EXERCISE INSTRUCTIONS –
Within the listing below, locate all lines containing the word "JSON". Copy each one.

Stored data
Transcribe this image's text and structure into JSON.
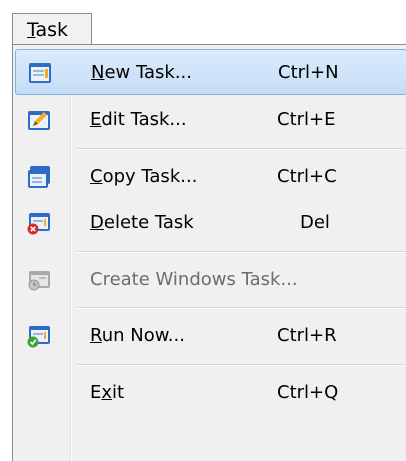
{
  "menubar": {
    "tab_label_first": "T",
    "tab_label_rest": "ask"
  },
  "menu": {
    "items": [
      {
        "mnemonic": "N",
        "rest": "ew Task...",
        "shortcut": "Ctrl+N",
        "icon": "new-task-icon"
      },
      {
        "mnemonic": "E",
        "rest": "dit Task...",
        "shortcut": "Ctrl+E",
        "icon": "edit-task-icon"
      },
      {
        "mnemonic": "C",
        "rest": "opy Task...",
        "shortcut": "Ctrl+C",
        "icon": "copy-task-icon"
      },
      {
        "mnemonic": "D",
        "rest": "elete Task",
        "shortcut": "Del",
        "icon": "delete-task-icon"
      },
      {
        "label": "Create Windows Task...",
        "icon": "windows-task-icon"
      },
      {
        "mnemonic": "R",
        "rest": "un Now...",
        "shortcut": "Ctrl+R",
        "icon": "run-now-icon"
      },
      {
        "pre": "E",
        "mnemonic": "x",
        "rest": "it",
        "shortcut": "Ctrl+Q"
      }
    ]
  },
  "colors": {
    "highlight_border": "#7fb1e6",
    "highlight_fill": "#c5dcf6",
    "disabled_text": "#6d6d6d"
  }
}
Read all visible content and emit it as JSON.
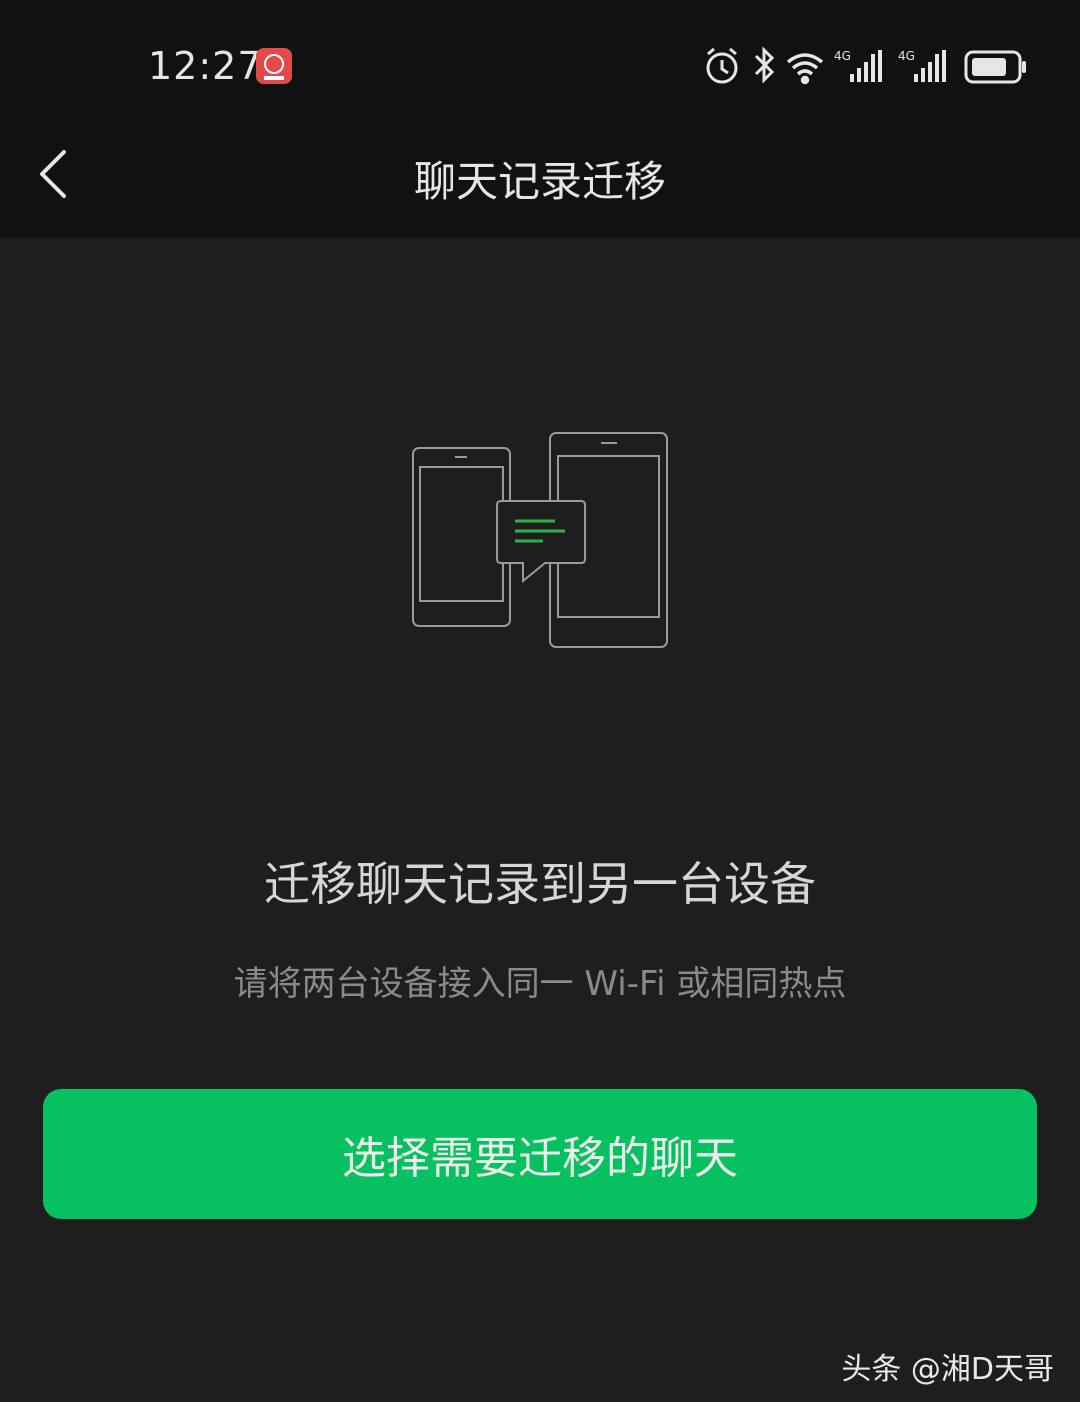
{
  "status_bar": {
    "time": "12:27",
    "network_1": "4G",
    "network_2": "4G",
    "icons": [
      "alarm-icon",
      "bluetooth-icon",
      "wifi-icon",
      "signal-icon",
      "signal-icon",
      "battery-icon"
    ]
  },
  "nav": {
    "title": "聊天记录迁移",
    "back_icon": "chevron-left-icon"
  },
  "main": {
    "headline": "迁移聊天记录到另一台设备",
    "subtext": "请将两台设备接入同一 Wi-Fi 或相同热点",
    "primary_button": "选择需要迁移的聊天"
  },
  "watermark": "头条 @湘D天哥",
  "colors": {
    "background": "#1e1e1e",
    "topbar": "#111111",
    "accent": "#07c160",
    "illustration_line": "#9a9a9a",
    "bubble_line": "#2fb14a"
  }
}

OUTPUT BELOW –
Transcribe this image's text and structure into JSON.
Read all visible content and emit it as JSON.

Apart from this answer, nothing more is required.